Page images and their text:
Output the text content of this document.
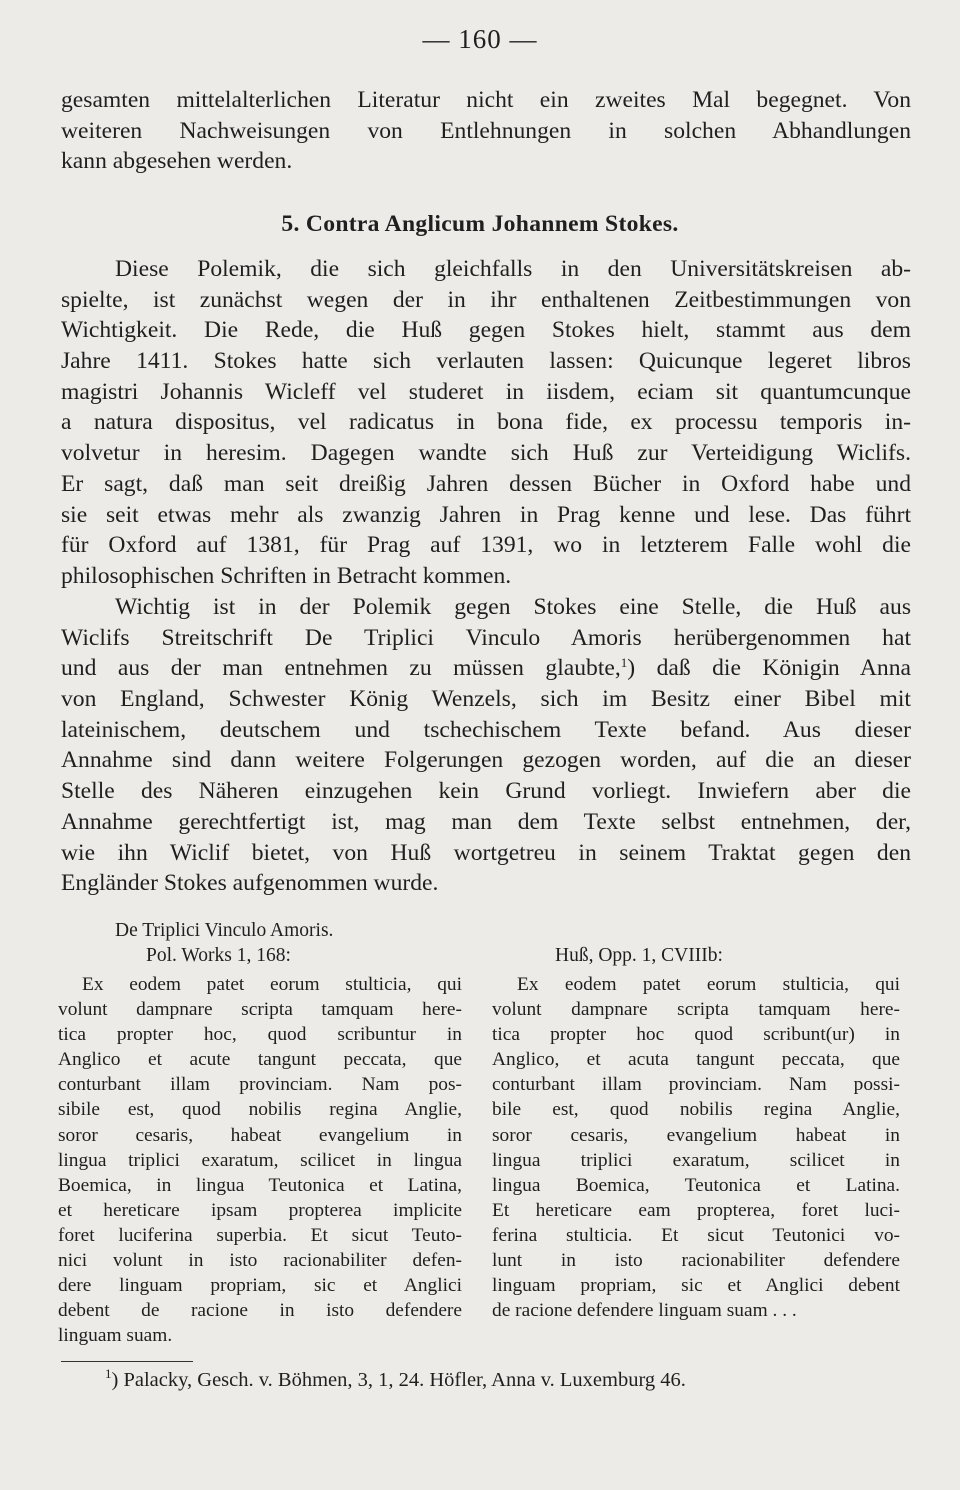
— 160 —
gesamten mittelalterlichen Literatur nicht ein zweites Mal begegnet. Von
weiteren Nachweisungen von Entlehnungen in solchen Abhandlungen
kann abgesehen werden.
5. Contra Anglicum Johannem Stokes.
Diese Polemik, die sich gleichfalls in den Universitätskreisen ab-
spielte, ist zunächst wegen der in ihr enthaltenen Zeitbestimmungen von
Wichtigkeit. Die Rede, die Huß gegen Stokes hielt, stammt aus dem
Jahre 1411. Stokes hatte sich verlauten lassen: Quicunque legeret libros
magistri Johannis Wicleff vel studeret in iisdem, eciam sit quantumcunque
a natura dispositus, vel radicatus in bona fide, ex processu temporis in-
volvetur in heresim. Dagegen wandte sich Huß zur Verteidigung Wiclifs.
Er sagt, daß man seit dreißig Jahren dessen Bücher in Oxford habe und
sie seit etwas mehr als zwanzig Jahren in Prag kenne und lese. Das führt
für Oxford auf 1381, für Prag auf 1391, wo in letzterem Falle wohl die
philosophischen Schriften in Betracht kommen.
Wichtig ist in der Polemik gegen Stokes eine Stelle, die Huß aus
Wiclifs Streitschrift De Triplici Vinculo Amoris herübergenommen hat
und aus der man entnehmen zu müssen glaubte,$^1$) daß die Königin Anna
von England, Schwester König Wenzels, sich im Besitz einer Bibel mit
lateinischem, deutschem und tschechischem Texte befand. Aus dieser
Annahme sind dann weitere Folgerungen gezogen worden, auf die an dieser
Stelle des Näheren einzugehen kein Grund vorliegt. Inwiefern aber die
Annahme gerechtfertigt ist, mag man dem Texte selbst entnehmen, der,
wie ihn Wiclif bietet, von Huß wortgetreu in seinem Traktat gegen den
Engländer Stokes aufgenommen wurde.
De Triplici Vinculo Amoris.
Pol. Works 1, 168:
Ex eodem patet eorum stulticia, qui
volunt dampnare scripta tamquam here-
tica propter hoc, quod scribuntur in
Anglico et acute tangunt peccata, que
conturbant illam provinciam. Nam pos-
sibile est, quod nobilis regina Anglie,
soror cesaris, habeat evangelium in
lingua triplici exaratum, scilicet in lingua
Boemica, in lingua Teutonica et Latina,
et hereticare ipsam propterea implicite
foret luciferina superbia. Et sicut Teuto-
nici volunt in isto racionabiliter defen-
dere linguam propriam, sic et Anglici
debent de racione in isto defendere
linguam suam.
Huß, Opp. 1, CVIIIb:
Ex eodem patet eorum stulticia, qui
volunt dampnare scripta tamquam here-
tica propter hoc quod scribunt(ur) in
Anglico, et acuta tangunt peccata, que
conturbant illam provinciam. Nam possi-
bile est, quod nobilis regina Anglie,
soror cesaris, evangelium habeat in
lingua triplici exaratum, scilicet in
lingua Boemica, Teutonica et Latina.
Et hereticare eam propterea, foret luci-
ferina stulticia. Et sicut Teutonici vo-
lunt in isto racionabiliter defendere
linguam propriam, sic et Anglici debent
de racione defendere linguam suam . . .
$^1$) Palacky, Gesch. v. Böhmen, 3, 1, 24. Höfler, Anna v. Luxemburg 46.
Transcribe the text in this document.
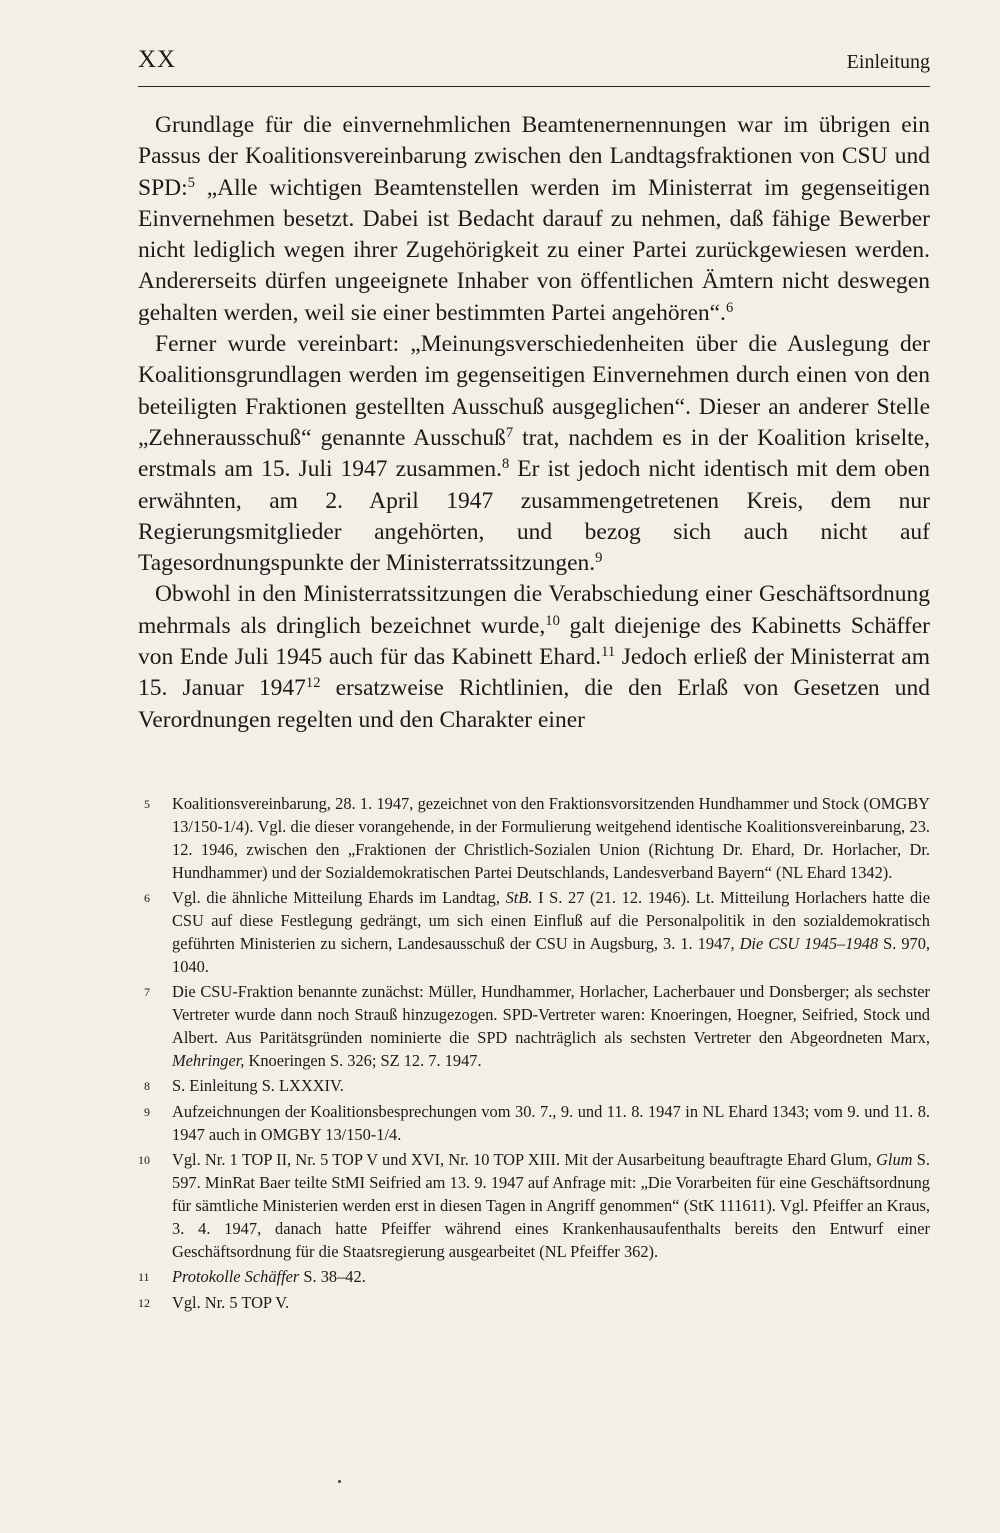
XX	Einleitung

Grundlage für die einvernehmlichen Beamtenernennungen war im übrigen ein Passus der Koalitionsvereinbarung zwischen den Landtagsfraktionen von CSU und SPD:$^5$ „Alle wichtigen Beamtenstellen werden im Ministerrat im gegenseitigen Einvernehmen besetzt. Dabei ist Bedacht darauf zu nehmen, daß fähige Bewerber nicht lediglich wegen ihrer Zugehörigkeit zu einer Partei zurückgewiesen werden. Andererseits dürfen ungeeignete Inhaber von öffentlichen Ämtern nicht deswegen gehalten werden, weil sie einer bestimmten Partei angehören“.$^6$

Ferner wurde vereinbart: „Meinungsverschiedenheiten über die Auslegung der Koalitionsgrundlagen werden im gegenseitigen Einvernehmen durch einen von den beteiligten Fraktionen gestellten Ausschuß ausgeglichen“. Dieser an anderer Stelle „Zehnerausschuß“ genannte Ausschuß$^7$ trat, nachdem es in der Koalition kriselte, erstmals am 15. Juli 1947 zusammen.$^8$ Er ist jedoch nicht identisch mit dem oben erwähnten, am 2. April 1947 zusammengetretenen Kreis, dem nur Regierungsmitglieder angehörten, und bezog sich auch nicht auf Tagesordnungspunkte der Ministerratssitzungen.$^9$

Obwohl in den Ministerratssitzungen die Verabschiedung einer Geschäftsordnung mehrmals als dringlich bezeichnet wurde,$^{10}$ galt diejenige des Kabinetts Schäffer von Ende Juli 1945 auch für das Kabinett Ehard.$^{11}$ Jedoch erließ der Ministerrat am 15. Januar 1947$^{12}$ ersatzweise Richtlinien, die den Erlaß von Gesetzen und Verordnungen regelten und den Charakter einer

5 Koalitionsvereinbarung, 28. 1. 1947, gezeichnet von den Fraktionsvorsitzenden Hundhammer und Stock (OMGBY 13/150-1/4). Vgl. die dieser vorangehende, in der Formulierung weitgehend identische Koalitionsvereinbarung, 23. 12. 1946, zwischen den „Fraktionen der Christlich-Sozialen Union (Richtung Dr. Ehard, Dr. Horlacher, Dr. Hundhammer) und der Sozialdemokratischen Partei Deutschlands, Landesverband Bayern“ (NL Ehard 1342).
6 Vgl. die ähnliche Mitteilung Ehards im Landtag, StB. I S. 27 (21. 12. 1946). Lt. Mitteilung Horlachers hatte die CSU auf diese Festlegung gedrängt, um sich einen Einfluß auf die Personalpolitik in den sozialdemokratisch geführten Ministerien zu sichern, Landesausschuß der CSU in Augsburg, 3. 1. 1947, Die CSU 1945–1948 S. 970, 1040.
7 Die CSU-Fraktion benannte zunächst: Müller, Hundhammer, Horlacher, Lacherbauer und Donsberger; als sechster Vertreter wurde dann noch Strauß hinzugezogen. SPD-Vertreter waren: Knoeringen, Hoegner, Seifried, Stock und Albert. Aus Paritätsgründen nominierte die SPD nachträglich als sechsten Vertreter den Abgeordneten Marx, Mehringer, Knoeringen S. 326; SZ 12. 7. 1947.
8 S. Einleitung S. LXXXIV.
9 Aufzeichnungen der Koalitionsbesprechungen vom 30. 7., 9. und 11. 8. 1947 in NL Ehard 1343; vom 9. und 11. 8. 1947 auch in OMGBY 13/150-1/4.
10 Vgl. Nr. 1 TOP II, Nr. 5 TOP V und XVI, Nr. 10 TOP XIII. Mit der Ausarbeitung beauftragte Ehard Glum, Glum S. 597. MinRat Baer teilte StMI Seifried am 13. 9. 1947 auf Anfrage mit: „Die Vorarbeiten für eine Geschäftsordnung für sämtliche Ministerien werden erst in diesen Tagen in Angriff genommen“ (StK 111611). Vgl. Pfeiffer an Kraus, 3. 4. 1947, danach hatte Pfeiffer während eines Krankenhausaufenthalts bereits den Entwurf einer Geschäftsordnung für die Staatsregierung ausgearbeitet (NL Pfeiffer 362).
11 Protokolle Schäffer S. 38–42.
12 Vgl. Nr. 5 TOP V.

ASSIGNMENT =
Provide the number of lines above containing "Hundhammer" and nothing else.

ANSWER SPACE =
2